## Problem requirements
The required output is the line that contains "Extract all readable text from this page." plus every line after it in the listing below, copied exactly as it appears.

## Data supplied

--------------------

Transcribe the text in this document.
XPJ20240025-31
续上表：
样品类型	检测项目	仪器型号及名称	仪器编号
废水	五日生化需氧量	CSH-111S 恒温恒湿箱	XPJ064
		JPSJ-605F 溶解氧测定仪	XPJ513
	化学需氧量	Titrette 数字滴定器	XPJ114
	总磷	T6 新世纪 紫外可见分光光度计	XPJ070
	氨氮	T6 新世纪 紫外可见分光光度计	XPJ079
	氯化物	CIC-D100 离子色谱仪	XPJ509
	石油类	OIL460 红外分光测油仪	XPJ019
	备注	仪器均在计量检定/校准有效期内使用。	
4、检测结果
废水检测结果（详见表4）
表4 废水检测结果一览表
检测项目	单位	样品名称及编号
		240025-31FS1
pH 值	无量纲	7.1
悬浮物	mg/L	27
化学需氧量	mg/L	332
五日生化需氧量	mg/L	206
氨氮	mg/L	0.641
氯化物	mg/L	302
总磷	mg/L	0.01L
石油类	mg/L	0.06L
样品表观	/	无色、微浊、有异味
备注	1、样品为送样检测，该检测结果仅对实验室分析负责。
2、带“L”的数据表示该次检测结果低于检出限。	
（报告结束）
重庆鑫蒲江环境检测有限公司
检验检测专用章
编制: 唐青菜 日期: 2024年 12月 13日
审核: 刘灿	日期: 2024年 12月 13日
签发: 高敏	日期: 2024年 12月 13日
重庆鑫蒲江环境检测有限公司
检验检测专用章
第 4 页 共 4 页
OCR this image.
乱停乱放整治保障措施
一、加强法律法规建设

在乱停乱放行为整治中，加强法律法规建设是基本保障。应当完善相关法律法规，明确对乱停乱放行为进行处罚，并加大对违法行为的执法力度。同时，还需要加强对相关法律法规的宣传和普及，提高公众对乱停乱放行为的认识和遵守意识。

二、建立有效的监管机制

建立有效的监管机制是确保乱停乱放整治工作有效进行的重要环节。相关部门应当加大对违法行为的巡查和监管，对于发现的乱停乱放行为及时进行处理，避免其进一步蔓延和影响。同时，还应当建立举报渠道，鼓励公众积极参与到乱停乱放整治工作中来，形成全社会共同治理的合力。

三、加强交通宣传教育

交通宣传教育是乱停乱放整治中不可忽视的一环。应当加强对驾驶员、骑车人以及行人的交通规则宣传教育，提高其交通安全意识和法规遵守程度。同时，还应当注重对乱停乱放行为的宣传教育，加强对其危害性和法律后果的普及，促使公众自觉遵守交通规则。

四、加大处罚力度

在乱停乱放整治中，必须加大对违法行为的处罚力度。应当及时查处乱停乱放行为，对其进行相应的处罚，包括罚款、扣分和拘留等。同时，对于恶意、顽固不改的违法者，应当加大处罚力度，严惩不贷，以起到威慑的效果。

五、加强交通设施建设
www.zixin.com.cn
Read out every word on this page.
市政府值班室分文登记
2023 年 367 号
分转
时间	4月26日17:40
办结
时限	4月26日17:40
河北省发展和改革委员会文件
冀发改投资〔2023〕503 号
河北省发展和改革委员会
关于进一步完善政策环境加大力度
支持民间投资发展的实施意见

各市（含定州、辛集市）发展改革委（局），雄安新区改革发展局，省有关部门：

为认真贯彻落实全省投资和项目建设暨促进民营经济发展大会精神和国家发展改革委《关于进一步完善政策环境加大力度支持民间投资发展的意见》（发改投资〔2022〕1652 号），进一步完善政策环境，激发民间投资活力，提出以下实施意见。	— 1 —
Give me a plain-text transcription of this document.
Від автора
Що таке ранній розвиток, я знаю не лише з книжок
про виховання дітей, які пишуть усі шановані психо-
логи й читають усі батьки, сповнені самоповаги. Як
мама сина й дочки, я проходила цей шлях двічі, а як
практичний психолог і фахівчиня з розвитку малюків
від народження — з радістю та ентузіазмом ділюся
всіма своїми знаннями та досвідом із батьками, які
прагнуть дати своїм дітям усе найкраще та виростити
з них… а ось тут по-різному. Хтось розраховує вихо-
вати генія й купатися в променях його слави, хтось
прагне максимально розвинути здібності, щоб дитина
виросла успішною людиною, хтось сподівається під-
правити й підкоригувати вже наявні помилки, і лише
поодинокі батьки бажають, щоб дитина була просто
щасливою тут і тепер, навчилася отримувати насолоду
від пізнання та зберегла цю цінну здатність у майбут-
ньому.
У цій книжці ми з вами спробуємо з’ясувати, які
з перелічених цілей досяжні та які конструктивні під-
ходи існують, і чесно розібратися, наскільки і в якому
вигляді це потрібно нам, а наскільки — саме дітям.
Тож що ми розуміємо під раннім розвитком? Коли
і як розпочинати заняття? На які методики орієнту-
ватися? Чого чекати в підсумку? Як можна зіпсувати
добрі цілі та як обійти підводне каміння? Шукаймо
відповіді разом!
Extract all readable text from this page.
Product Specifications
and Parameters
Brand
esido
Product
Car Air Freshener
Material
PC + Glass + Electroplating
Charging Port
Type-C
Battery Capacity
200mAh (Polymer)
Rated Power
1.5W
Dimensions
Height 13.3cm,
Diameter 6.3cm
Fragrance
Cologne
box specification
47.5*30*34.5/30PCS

--------------------

## Complete answer
Extract all readable text from this page.
Product Specifications
and Parameters
Brand
esido
Product
Car Air Freshener
Material
PC + Glass + Electroplating
Charging Port
Type-C
Battery Capacity
200mAh (Polymer)
Rated Power
1.5W
Dimensions
Height 13.3cm,
Diameter 6.3cm
Fragrance
Cologne
box specification
47.5*30*34.5/30PCS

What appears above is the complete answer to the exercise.